### TASK BRIEF
Copy every line of the following entries verbatim.

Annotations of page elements
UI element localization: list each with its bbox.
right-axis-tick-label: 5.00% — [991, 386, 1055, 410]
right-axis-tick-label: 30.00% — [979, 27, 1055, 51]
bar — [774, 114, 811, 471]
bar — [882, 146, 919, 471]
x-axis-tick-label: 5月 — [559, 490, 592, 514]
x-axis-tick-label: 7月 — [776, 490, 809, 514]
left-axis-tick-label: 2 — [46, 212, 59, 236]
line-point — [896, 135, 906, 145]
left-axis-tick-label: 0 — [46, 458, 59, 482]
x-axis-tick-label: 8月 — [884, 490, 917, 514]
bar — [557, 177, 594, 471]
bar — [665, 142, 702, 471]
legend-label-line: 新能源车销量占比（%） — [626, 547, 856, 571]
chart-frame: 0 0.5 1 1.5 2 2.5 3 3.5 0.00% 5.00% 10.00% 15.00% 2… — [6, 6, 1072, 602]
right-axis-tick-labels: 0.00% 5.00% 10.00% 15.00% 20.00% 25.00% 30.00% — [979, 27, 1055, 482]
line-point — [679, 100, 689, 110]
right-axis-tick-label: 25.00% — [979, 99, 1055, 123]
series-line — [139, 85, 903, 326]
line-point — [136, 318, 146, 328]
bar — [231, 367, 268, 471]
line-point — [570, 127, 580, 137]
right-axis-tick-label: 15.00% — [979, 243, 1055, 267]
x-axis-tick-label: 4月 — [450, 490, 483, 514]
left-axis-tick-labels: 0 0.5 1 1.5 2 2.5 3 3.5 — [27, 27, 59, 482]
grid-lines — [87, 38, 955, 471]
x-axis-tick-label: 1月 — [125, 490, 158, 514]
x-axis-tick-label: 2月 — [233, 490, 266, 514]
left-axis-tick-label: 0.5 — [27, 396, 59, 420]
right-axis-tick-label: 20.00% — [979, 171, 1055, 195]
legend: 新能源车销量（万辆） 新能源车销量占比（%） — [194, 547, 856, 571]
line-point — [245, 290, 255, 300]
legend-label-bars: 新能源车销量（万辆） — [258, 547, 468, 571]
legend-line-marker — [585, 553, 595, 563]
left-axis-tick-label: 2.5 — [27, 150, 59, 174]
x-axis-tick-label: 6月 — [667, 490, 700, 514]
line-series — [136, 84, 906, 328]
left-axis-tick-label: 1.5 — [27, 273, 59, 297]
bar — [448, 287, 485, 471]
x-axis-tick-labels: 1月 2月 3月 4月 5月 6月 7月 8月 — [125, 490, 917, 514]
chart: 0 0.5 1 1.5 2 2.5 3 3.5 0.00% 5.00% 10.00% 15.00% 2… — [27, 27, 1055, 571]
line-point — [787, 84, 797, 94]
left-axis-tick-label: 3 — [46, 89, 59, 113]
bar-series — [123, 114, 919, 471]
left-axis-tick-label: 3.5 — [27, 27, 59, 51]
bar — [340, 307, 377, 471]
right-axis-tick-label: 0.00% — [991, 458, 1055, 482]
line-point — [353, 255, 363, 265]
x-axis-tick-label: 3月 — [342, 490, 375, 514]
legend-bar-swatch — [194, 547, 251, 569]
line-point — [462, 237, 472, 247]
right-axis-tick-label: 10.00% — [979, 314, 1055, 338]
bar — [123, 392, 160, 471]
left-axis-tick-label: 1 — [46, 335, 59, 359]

### CORRECT RESULT
UI element localization: list each with its bbox.
right-axis-tick-label: 5.00% — [991, 386, 1055, 410]
right-axis-tick-label: 30.00% — [979, 27, 1055, 51]
bar — [774, 114, 811, 471]
bar — [882, 146, 919, 471]
x-axis-tick-label: 5月 — [559, 490, 592, 514]
x-axis-tick-label: 7月 — [776, 490, 809, 514]
left-axis-tick-label: 2 — [46, 212, 59, 236]
line-point — [896, 135, 906, 145]
left-axis-tick-label: 0 — [46, 458, 59, 482]
x-axis-tick-label: 8月 — [884, 490, 917, 514]
bar — [557, 177, 594, 471]
bar — [665, 142, 702, 471]
legend-label-line: 新能源车销量占比（%） — [626, 547, 856, 571]
chart-frame: 0 0.5 1 1.5 2 2.5 3 3.5 0.00% 5.00% 10.00% 15.00% 2… — [6, 6, 1072, 602]
right-axis-tick-labels: 0.00% 5.00% 10.00% 15.00% 20.00% 25.00% 30.00% — [979, 27, 1055, 482]
line-point — [679, 100, 689, 110]
right-axis-tick-label: 25.00% — [979, 99, 1055, 123]
series-line — [139, 85, 903, 326]
line-point — [136, 318, 146, 328]
bar — [231, 367, 268, 471]
line-point — [570, 127, 580, 137]
right-axis-tick-label: 15.00% — [979, 243, 1055, 267]
x-axis-tick-label: 4月 — [450, 490, 483, 514]
left-axis-tick-labels: 0 0.5 1 1.5 2 2.5 3 3.5 — [27, 27, 59, 482]
grid-lines — [87, 38, 955, 471]
x-axis-tick-label: 1月 — [125, 490, 158, 514]
x-axis-tick-label: 2月 — [233, 490, 266, 514]
left-axis-tick-label: 0.5 — [27, 396, 59, 420]
right-axis-tick-label: 20.00% — [979, 171, 1055, 195]
legend: 新能源车销量（万辆） 新能源车销量占比（%） — [194, 547, 856, 571]
line-point — [245, 290, 255, 300]
legend-label-bars: 新能源车销量（万辆） — [258, 547, 468, 571]
legend-line-marker — [585, 553, 595, 563]
left-axis-tick-label: 2.5 — [27, 150, 59, 174]
x-axis-tick-label: 6月 — [667, 490, 700, 514]
line-series — [136, 84, 906, 328]
left-axis-tick-label: 1.5 — [27, 273, 59, 297]
bar — [448, 287, 485, 471]
x-axis-tick-labels: 1月 2月 3月 4月 5月 6月 7月 8月 — [125, 490, 917, 514]
chart: 0 0.5 1 1.5 2 2.5 3 3.5 0.00% 5.00% 10.00% 15.00% 2… — [27, 27, 1055, 571]
line-point — [787, 84, 797, 94]
left-axis-tick-label: 3 — [46, 89, 59, 113]
bar-series — [123, 114, 919, 471]
left-axis-tick-label: 3.5 — [27, 27, 59, 51]
bar — [340, 307, 377, 471]
right-axis-tick-label: 0.00% — [991, 458, 1055, 482]
line-point — [353, 255, 363, 265]
x-axis-tick-label: 3月 — [342, 490, 375, 514]
legend-bar-swatch — [194, 547, 251, 569]
line-point — [462, 237, 472, 247]
right-axis-tick-label: 10.00% — [979, 314, 1055, 338]
bar — [123, 392, 160, 471]
left-axis-tick-label: 1 — [46, 335, 59, 359]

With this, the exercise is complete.